Take the line that contains "Type out the text in this image." and each line after it in the material below, and transcribe them exactly, stopping at the end.
--- start of EXERCISE MATERIAL ---
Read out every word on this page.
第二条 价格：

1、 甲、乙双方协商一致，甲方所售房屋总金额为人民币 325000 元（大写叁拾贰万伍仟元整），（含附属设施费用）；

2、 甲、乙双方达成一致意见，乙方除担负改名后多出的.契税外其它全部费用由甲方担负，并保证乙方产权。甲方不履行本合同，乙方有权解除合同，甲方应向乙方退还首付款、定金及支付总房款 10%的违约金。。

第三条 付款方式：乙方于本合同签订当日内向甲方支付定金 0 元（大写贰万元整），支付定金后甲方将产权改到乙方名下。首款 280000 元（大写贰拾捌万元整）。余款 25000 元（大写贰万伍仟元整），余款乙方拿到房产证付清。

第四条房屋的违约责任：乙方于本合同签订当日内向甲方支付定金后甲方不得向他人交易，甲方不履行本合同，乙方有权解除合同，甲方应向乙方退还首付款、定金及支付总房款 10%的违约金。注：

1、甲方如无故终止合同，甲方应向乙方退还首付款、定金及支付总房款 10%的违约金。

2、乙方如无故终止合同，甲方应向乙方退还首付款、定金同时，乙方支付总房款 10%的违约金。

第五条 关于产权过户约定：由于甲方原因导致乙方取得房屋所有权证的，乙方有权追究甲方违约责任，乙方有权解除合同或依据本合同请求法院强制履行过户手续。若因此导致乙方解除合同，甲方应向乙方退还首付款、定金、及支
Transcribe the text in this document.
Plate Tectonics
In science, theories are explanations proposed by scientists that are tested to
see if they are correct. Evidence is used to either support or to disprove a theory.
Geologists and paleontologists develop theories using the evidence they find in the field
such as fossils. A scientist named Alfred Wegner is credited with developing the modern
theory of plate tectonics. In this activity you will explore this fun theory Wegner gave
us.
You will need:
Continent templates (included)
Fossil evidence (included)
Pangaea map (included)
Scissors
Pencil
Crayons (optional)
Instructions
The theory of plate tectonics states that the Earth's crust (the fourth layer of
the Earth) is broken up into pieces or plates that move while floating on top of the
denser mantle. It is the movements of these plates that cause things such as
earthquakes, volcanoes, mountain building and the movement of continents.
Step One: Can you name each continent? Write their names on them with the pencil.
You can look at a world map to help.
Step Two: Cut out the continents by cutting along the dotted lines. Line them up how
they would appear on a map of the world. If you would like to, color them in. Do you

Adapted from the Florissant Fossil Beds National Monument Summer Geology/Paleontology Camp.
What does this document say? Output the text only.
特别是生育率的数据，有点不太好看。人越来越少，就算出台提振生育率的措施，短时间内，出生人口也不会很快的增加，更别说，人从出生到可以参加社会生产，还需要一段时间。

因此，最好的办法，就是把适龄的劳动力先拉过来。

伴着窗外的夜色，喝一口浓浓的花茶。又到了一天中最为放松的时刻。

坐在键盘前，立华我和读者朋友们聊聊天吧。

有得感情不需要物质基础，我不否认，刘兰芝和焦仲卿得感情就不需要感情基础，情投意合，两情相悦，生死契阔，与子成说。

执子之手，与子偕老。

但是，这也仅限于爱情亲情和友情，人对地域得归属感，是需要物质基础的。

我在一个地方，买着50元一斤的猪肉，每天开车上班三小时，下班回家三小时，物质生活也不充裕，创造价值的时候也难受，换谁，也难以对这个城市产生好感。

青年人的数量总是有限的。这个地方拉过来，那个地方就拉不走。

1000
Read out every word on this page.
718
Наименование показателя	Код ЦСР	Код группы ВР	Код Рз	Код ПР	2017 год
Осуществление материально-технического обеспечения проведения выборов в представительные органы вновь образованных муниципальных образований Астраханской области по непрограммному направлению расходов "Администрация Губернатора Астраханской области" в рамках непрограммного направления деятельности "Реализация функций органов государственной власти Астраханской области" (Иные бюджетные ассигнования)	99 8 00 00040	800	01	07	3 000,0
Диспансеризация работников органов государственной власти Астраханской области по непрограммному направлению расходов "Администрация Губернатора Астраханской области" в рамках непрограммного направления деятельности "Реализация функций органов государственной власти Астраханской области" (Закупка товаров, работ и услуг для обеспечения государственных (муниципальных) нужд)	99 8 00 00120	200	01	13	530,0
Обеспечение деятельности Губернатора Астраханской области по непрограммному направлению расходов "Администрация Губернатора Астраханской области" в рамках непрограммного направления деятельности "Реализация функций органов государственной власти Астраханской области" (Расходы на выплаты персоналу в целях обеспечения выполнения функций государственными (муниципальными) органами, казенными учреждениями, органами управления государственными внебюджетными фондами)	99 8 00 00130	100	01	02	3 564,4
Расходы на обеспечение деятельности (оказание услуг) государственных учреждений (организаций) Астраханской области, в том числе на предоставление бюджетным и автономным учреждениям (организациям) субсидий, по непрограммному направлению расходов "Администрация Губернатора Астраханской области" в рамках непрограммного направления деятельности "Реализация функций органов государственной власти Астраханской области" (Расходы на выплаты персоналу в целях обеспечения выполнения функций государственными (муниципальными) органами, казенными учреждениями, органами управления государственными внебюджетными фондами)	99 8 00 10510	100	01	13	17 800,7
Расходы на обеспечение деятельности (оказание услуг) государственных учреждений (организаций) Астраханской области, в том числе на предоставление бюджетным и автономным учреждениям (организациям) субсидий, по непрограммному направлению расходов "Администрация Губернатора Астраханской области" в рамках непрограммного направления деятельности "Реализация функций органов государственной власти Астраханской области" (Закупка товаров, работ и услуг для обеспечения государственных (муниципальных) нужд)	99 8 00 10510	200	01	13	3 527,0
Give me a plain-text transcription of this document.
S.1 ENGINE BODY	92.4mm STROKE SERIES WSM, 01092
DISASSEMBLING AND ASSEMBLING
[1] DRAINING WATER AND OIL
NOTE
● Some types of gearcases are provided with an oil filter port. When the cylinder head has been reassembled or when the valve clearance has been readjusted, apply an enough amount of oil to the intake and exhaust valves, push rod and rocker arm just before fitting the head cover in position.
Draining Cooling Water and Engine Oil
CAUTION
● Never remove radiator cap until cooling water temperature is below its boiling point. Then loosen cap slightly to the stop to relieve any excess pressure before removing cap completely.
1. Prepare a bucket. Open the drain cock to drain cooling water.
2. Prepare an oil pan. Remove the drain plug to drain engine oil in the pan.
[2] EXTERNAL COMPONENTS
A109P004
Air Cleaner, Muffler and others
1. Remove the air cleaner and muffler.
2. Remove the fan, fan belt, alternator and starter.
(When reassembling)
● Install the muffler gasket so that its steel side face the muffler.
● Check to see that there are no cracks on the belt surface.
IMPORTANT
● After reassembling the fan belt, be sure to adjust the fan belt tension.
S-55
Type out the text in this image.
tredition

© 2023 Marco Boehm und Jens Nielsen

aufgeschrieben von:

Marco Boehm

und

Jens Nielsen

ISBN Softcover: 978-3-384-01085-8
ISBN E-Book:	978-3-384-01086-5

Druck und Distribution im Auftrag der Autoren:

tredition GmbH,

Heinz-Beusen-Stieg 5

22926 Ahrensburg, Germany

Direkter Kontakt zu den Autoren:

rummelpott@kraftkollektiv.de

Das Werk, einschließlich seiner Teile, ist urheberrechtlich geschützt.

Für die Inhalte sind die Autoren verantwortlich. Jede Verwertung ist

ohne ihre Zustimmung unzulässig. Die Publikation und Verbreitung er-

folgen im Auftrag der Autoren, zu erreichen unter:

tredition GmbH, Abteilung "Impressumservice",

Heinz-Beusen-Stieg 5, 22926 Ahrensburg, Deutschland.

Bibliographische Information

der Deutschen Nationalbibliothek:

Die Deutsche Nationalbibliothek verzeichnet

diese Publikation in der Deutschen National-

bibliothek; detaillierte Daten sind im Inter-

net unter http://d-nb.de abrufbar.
--- end of EXERCISE MATERIAL ---
TASK OUTPUT.
Type out the text in this image.
tredition

© 2023 Marco Boehm und Jens Nielsen

aufgeschrieben von:

Marco Boehm

und

Jens Nielsen

ISBN Softcover: 978-3-384-01085-8
ISBN E-Book:	978-3-384-01086-5

Druck und Distribution im Auftrag der Autoren:

tredition GmbH,

Heinz-Beusen-Stieg 5

22926 Ahrensburg, Germany

Direkter Kontakt zu den Autoren:

rummelpott@kraftkollektiv.de

Das Werk, einschließlich seiner Teile, ist urheberrechtlich geschützt.

Für die Inhalte sind die Autoren verantwortlich. Jede Verwertung ist

ohne ihre Zustimmung unzulässig. Die Publikation und Verbreitung er-

folgen im Auftrag der Autoren, zu erreichen unter:

tredition GmbH, Abteilung "Impressumservice",

Heinz-Beusen-Stieg 5, 22926 Ahrensburg, Deutschland.

Bibliographische Information

der Deutschen Nationalbibliothek:

Die Deutsche Nationalbibliothek verzeichnet

diese Publikation in der Deutschen National-

bibliothek; detaillierte Daten sind im Inter-

net unter http://d-nb.de abrufbar.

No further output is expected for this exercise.